#### [TASK DESCRIPTION]
Report every line in the listing that contains the string "marker".

BEGIN PROVIDED DATA

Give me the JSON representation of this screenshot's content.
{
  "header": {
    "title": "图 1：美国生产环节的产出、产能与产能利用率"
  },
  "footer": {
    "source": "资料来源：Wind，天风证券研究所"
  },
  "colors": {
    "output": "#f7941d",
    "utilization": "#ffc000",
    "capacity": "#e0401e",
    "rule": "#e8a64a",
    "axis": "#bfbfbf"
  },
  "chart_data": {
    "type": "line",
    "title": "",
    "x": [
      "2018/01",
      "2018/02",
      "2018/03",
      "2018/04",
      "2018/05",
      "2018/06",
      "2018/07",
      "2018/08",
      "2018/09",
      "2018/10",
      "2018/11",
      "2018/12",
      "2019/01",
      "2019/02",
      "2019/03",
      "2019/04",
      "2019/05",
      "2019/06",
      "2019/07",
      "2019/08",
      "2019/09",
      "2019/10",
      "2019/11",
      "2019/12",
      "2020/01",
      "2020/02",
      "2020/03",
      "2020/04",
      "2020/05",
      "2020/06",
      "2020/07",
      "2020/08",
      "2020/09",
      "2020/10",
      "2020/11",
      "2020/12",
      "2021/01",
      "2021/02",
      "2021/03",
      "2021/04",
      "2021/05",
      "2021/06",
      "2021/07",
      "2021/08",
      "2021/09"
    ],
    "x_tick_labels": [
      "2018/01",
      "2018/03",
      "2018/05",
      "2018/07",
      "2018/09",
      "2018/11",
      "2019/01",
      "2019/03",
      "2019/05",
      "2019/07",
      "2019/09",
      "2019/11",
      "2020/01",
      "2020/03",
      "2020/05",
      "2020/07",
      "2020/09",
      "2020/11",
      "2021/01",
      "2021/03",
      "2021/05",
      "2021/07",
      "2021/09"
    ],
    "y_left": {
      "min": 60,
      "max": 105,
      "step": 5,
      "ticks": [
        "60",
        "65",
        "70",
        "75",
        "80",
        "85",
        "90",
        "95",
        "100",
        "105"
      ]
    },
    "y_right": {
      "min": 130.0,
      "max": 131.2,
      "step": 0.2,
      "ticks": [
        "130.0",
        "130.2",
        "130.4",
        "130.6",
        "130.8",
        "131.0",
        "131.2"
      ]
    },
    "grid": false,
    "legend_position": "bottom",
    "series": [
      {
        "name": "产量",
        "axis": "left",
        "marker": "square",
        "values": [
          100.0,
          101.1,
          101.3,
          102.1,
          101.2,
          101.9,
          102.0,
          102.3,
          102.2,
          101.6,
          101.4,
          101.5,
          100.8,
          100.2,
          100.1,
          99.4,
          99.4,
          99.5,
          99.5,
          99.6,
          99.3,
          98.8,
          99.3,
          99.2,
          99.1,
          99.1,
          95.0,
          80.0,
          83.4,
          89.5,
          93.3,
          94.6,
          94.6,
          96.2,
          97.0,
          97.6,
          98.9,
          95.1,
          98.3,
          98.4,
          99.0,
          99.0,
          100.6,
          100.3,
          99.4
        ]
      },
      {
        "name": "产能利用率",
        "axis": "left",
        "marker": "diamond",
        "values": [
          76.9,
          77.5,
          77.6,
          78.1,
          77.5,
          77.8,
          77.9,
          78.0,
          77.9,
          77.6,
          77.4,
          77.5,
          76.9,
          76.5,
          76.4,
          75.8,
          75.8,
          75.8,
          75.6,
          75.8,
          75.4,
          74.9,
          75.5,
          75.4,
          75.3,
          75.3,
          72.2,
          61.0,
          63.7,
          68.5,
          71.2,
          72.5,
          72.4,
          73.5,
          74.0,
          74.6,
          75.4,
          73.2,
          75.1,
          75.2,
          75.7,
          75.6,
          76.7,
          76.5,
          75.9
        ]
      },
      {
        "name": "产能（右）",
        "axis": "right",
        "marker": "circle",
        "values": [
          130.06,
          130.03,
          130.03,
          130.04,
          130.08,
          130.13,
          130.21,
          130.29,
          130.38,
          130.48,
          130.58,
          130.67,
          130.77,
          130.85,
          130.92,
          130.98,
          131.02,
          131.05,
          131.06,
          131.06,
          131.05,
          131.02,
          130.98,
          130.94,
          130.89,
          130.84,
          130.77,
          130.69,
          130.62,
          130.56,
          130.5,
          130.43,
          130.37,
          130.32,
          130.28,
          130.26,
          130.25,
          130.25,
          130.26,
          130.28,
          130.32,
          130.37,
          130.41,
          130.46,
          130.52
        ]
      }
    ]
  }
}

END PROVIDED DATA
BEGIN PROVIDED DATA

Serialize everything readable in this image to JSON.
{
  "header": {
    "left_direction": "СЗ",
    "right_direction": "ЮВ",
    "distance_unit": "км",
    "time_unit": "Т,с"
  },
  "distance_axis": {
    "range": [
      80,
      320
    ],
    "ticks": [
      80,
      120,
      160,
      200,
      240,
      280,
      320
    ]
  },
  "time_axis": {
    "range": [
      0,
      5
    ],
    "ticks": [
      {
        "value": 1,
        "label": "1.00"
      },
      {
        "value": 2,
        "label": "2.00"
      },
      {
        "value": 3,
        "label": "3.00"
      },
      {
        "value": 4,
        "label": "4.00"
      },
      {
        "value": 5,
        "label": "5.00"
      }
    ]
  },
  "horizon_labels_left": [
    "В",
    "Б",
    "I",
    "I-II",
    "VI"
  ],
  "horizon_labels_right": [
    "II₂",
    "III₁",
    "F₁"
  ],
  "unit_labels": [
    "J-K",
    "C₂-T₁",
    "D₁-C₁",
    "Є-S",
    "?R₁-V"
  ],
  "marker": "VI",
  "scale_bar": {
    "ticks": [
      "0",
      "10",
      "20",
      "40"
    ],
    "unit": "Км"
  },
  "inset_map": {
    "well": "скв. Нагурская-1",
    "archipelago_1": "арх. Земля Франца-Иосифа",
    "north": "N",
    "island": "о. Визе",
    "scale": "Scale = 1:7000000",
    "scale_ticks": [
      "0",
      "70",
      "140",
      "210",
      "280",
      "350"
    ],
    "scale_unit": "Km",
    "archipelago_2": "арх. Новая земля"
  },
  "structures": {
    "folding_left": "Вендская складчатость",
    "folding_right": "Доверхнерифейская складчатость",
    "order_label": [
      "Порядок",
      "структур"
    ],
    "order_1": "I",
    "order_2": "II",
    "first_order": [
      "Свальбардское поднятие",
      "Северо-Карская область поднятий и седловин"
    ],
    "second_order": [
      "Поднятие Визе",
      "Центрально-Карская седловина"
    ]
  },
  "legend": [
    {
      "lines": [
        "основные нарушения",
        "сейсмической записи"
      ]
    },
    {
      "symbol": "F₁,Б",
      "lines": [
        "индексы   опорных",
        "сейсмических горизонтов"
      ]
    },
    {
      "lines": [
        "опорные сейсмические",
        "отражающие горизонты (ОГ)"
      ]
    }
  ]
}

END PROVIDED DATA

#### [SOLUTION]
        "marker": "square",
        "marker": "diamond",
        "marker": "circle",
  "marker": "VI",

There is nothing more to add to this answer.